* START DATA EXCERPTS *

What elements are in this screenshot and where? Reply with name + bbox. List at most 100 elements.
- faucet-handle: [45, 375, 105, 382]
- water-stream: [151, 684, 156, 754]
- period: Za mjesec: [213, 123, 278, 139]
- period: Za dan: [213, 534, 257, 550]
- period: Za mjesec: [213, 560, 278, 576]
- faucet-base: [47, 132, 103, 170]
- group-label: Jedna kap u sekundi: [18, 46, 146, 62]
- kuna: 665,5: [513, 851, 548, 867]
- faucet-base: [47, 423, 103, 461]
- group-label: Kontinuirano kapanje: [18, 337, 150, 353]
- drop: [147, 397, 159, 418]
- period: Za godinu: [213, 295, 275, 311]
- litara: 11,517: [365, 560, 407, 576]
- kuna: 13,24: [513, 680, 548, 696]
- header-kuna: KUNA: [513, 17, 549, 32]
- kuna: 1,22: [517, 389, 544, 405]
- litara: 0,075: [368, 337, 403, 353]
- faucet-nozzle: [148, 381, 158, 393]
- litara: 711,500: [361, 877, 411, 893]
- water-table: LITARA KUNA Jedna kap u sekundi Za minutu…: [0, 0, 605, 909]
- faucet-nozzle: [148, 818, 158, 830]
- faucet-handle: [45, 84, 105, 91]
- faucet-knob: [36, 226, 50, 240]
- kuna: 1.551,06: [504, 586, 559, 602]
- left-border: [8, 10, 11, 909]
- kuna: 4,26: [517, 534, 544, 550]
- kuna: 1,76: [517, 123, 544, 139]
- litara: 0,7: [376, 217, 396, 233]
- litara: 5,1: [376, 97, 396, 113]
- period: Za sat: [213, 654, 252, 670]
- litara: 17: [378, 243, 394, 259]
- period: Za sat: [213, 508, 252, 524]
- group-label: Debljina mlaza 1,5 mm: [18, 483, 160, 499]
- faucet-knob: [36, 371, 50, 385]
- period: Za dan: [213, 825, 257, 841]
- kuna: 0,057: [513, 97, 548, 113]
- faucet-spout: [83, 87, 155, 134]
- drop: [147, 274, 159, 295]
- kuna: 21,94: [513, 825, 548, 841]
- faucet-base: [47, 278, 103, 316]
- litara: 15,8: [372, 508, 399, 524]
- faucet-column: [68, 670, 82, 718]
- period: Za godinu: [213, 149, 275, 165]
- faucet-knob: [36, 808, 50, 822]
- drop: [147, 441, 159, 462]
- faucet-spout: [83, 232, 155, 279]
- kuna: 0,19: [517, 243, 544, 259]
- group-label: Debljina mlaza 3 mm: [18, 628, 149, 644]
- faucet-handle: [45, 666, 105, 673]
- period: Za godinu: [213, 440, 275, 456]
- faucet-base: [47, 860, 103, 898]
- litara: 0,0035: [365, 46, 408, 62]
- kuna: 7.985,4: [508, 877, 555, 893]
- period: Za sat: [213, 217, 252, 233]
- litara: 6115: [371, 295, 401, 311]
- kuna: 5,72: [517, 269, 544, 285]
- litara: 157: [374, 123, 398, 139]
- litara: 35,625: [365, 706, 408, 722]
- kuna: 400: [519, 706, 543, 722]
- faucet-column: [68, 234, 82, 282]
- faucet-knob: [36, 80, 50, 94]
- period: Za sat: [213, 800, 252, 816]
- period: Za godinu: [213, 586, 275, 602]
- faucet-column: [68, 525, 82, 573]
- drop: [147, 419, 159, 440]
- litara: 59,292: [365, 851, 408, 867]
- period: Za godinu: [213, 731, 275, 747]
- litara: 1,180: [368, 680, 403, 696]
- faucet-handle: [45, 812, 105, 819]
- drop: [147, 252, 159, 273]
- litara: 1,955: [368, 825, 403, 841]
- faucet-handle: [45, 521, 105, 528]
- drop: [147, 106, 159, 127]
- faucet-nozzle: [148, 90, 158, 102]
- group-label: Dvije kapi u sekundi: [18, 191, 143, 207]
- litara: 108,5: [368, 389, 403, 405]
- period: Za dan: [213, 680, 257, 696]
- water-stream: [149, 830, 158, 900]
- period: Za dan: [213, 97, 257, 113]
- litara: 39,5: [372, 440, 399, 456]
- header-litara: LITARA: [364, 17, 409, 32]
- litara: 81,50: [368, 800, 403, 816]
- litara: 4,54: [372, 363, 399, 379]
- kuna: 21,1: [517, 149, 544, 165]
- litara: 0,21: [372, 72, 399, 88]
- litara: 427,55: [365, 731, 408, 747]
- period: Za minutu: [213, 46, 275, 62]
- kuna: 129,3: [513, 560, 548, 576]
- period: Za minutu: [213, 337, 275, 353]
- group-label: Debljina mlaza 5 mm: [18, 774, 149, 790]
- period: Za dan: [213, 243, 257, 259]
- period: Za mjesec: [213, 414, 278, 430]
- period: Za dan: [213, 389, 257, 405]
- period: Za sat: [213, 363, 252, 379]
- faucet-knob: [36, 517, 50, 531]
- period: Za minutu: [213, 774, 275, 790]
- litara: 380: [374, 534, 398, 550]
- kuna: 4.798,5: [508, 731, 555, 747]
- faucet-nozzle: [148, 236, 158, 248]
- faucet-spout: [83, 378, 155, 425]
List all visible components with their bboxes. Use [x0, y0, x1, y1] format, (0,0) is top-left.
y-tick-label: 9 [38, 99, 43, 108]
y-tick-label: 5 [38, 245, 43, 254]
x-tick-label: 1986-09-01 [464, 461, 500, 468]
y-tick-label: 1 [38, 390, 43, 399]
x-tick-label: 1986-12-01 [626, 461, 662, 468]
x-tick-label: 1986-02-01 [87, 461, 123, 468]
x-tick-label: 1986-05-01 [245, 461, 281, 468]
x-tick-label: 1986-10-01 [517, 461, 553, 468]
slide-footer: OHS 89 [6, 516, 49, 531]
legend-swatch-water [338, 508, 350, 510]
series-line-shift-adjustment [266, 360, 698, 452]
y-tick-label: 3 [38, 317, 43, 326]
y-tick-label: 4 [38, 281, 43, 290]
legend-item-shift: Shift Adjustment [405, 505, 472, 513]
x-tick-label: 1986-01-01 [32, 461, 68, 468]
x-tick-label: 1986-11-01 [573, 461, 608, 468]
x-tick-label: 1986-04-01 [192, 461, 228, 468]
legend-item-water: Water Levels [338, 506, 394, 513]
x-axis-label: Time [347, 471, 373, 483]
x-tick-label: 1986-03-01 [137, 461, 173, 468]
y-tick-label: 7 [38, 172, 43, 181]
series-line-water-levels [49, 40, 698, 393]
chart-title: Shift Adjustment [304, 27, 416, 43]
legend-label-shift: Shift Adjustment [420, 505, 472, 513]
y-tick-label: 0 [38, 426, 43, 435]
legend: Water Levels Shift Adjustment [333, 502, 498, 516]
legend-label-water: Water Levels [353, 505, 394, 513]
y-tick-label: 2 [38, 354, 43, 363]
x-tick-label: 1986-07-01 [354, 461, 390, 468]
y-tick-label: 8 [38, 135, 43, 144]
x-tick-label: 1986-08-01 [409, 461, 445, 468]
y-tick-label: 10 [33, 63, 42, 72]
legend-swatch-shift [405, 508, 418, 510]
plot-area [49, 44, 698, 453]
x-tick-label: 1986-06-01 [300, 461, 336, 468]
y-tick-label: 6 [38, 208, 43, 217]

* END DATA EXCERPTS *

Copy every one of the lines above word for word, with nothing changed or left out.

What elements are in this screenshot and where? Reply with name + bbox. List at most 100 elements.
- faucet-handle: [45, 375, 105, 382]
- water-stream: [151, 684, 156, 754]
- period: Za mjesec: [213, 123, 278, 139]
- period: Za dan: [213, 534, 257, 550]
- period: Za mjesec: [213, 560, 278, 576]
- faucet-base: [47, 132, 103, 170]
- group-label: Jedna kap u sekundi: [18, 46, 146, 62]
- kuna: 665,5: [513, 851, 548, 867]
- faucet-base: [47, 423, 103, 461]
- group-label: Kontinuirano kapanje: [18, 337, 150, 353]
- drop: [147, 397, 159, 418]
- period: Za godinu: [213, 295, 275, 311]
- litara: 11,517: [365, 560, 407, 576]
- kuna: 13,24: [513, 680, 548, 696]
- header-kuna: KUNA: [513, 17, 549, 32]
- kuna: 1,22: [517, 389, 544, 405]
- litara: 0,075: [368, 337, 403, 353]
- faucet-nozzle: [148, 381, 158, 393]
- litara: 711,500: [361, 877, 411, 893]
- water-table: LITARA KUNA Jedna kap u sekundi Za minutu…: [0, 0, 605, 909]
- faucet-nozzle: [148, 818, 158, 830]
- faucet-handle: [45, 84, 105, 91]
- faucet-knob: [36, 226, 50, 240]
- kuna: 1.551,06: [504, 586, 559, 602]
- left-border: [8, 10, 11, 909]
- kuna: 4,26: [517, 534, 544, 550]
- kuna: 1,76: [517, 123, 544, 139]
- litara: 0,7: [376, 217, 396, 233]
- litara: 5,1: [376, 97, 396, 113]
- period: Za sat: [213, 654, 252, 670]
- litara: 17: [378, 243, 394, 259]
- period: Za sat: [213, 508, 252, 524]
- group-label: Debljina mlaza 1,5 mm: [18, 483, 160, 499]
- faucet-knob: [36, 371, 50, 385]
- period: Za dan: [213, 825, 257, 841]
- kuna: 0,057: [513, 97, 548, 113]
- faucet-spout: [83, 87, 155, 134]
- drop: [147, 274, 159, 295]
- kuna: 21,94: [513, 825, 548, 841]
- faucet-base: [47, 278, 103, 316]
- litara: 15,8: [372, 508, 399, 524]
- faucet-column: [68, 670, 82, 718]
- period: Za godinu: [213, 149, 275, 165]
- faucet-knob: [36, 808, 50, 822]
- drop: [147, 441, 159, 462]
- faucet-spout: [83, 232, 155, 279]
- kuna: 0,19: [517, 243, 544, 259]
- group-label: Debljina mlaza 3 mm: [18, 628, 149, 644]
- faucet-handle: [45, 666, 105, 673]
- period: Za godinu: [213, 440, 275, 456]
- faucet-base: [47, 860, 103, 898]
- litara: 0,0035: [365, 46, 408, 62]
- kuna: 7.985,4: [508, 877, 555, 893]
- period: Za sat: [213, 217, 252, 233]
- litara: 6115: [371, 295, 401, 311]
- kuna: 5,72: [517, 269, 544, 285]
- litara: 157: [374, 123, 398, 139]
- litara: 35,625: [365, 706, 408, 722]
- kuna: 400: [519, 706, 543, 722]
- faucet-column: [68, 234, 82, 282]
- faucet-knob: [36, 80, 50, 94]
- period: Za sat: [213, 800, 252, 816]
- period: Za godinu: [213, 586, 275, 602]
- faucet-column: [68, 525, 82, 573]
- drop: [147, 419, 159, 440]
- litara: 59,292: [365, 851, 408, 867]
- period: Za godinu: [213, 731, 275, 747]
- litara: 1,180: [368, 680, 403, 696]
- faucet-handle: [45, 812, 105, 819]
- drop: [147, 252, 159, 273]
- litara: 1,955: [368, 825, 403, 841]
- faucet-handle: [45, 521, 105, 528]
- drop: [147, 106, 159, 127]
- faucet-nozzle: [148, 90, 158, 102]
- group-label: Dvije kapi u sekundi: [18, 191, 143, 207]
- litara: 108,5: [368, 389, 403, 405]
- period: Za dan: [213, 680, 257, 696]
- water-stream: [149, 830, 158, 900]
- period: Za dan: [213, 97, 257, 113]
- litara: 39,5: [372, 440, 399, 456]
- header-litara: LITARA: [364, 17, 409, 32]
- litara: 81,50: [368, 800, 403, 816]
- litara: 4,54: [372, 363, 399, 379]
- kuna: 21,1: [517, 149, 544, 165]
- litara: 0,21: [372, 72, 399, 88]
- litara: 427,55: [365, 731, 408, 747]
- period: Za minutu: [213, 46, 275, 62]
- kuna: 129,3: [513, 560, 548, 576]
- period: Za minutu: [213, 337, 275, 353]
- group-label: Debljina mlaza 5 mm: [18, 774, 149, 790]
- period: Za dan: [213, 243, 257, 259]
- period: Za mjesec: [213, 414, 278, 430]
- period: Za dan: [213, 389, 257, 405]
- period: Za sat: [213, 363, 252, 379]
- faucet-knob: [36, 517, 50, 531]
- period: Za minutu: [213, 774, 275, 790]
- litara: 380: [374, 534, 398, 550]
- kuna: 4.798,5: [508, 731, 555, 747]
- faucet-nozzle: [148, 236, 158, 248]
- faucet-spout: [83, 378, 155, 425]
List all visible components with their bboxes. Use [x0, y0, x1, y1] format, (0,0) is top-left.
y-tick-label: 9 [38, 99, 43, 108]
y-tick-label: 5 [38, 245, 43, 254]
x-tick-label: 1986-09-01 [464, 461, 500, 468]
y-tick-label: 1 [38, 390, 43, 399]
x-tick-label: 1986-12-01 [626, 461, 662, 468]
x-tick-label: 1986-02-01 [87, 461, 123, 468]
x-tick-label: 1986-05-01 [245, 461, 281, 468]
x-tick-label: 1986-10-01 [517, 461, 553, 468]
slide-footer: OHS 89 [6, 516, 49, 531]
legend-swatch-water [338, 508, 350, 510]
series-line-shift-adjustment [266, 360, 698, 452]
y-tick-label: 3 [38, 317, 43, 326]
y-tick-label: 4 [38, 281, 43, 290]
legend-item-shift: Shift Adjustment [405, 505, 472, 513]
x-tick-label: 1986-01-01 [32, 461, 68, 468]
x-tick-label: 1986-11-01 [573, 461, 608, 468]
x-tick-label: 1986-04-01 [192, 461, 228, 468]
legend-item-water: Water Levels [338, 506, 394, 513]
x-axis-label: Time [347, 471, 373, 483]
x-tick-label: 1986-03-01 [137, 461, 173, 468]
y-tick-label: 7 [38, 172, 43, 181]
series-line-water-levels [49, 40, 698, 393]
chart-title: Shift Adjustment [304, 27, 416, 43]
legend-label-shift: Shift Adjustment [420, 505, 472, 513]
y-tick-label: 0 [38, 426, 43, 435]
legend: Water Levels Shift Adjustment [333, 502, 498, 516]
legend-label-water: Water Levels [353, 505, 394, 513]
y-tick-label: 2 [38, 354, 43, 363]
x-tick-label: 1986-07-01 [354, 461, 390, 468]
y-tick-label: 8 [38, 135, 43, 144]
x-tick-label: 1986-08-01 [409, 461, 445, 468]
y-tick-label: 10 [33, 63, 42, 72]
legend-swatch-shift [405, 508, 418, 510]
plot-area [49, 44, 698, 453]
x-tick-label: 1986-06-01 [300, 461, 336, 468]
y-tick-label: 6 [38, 208, 43, 217]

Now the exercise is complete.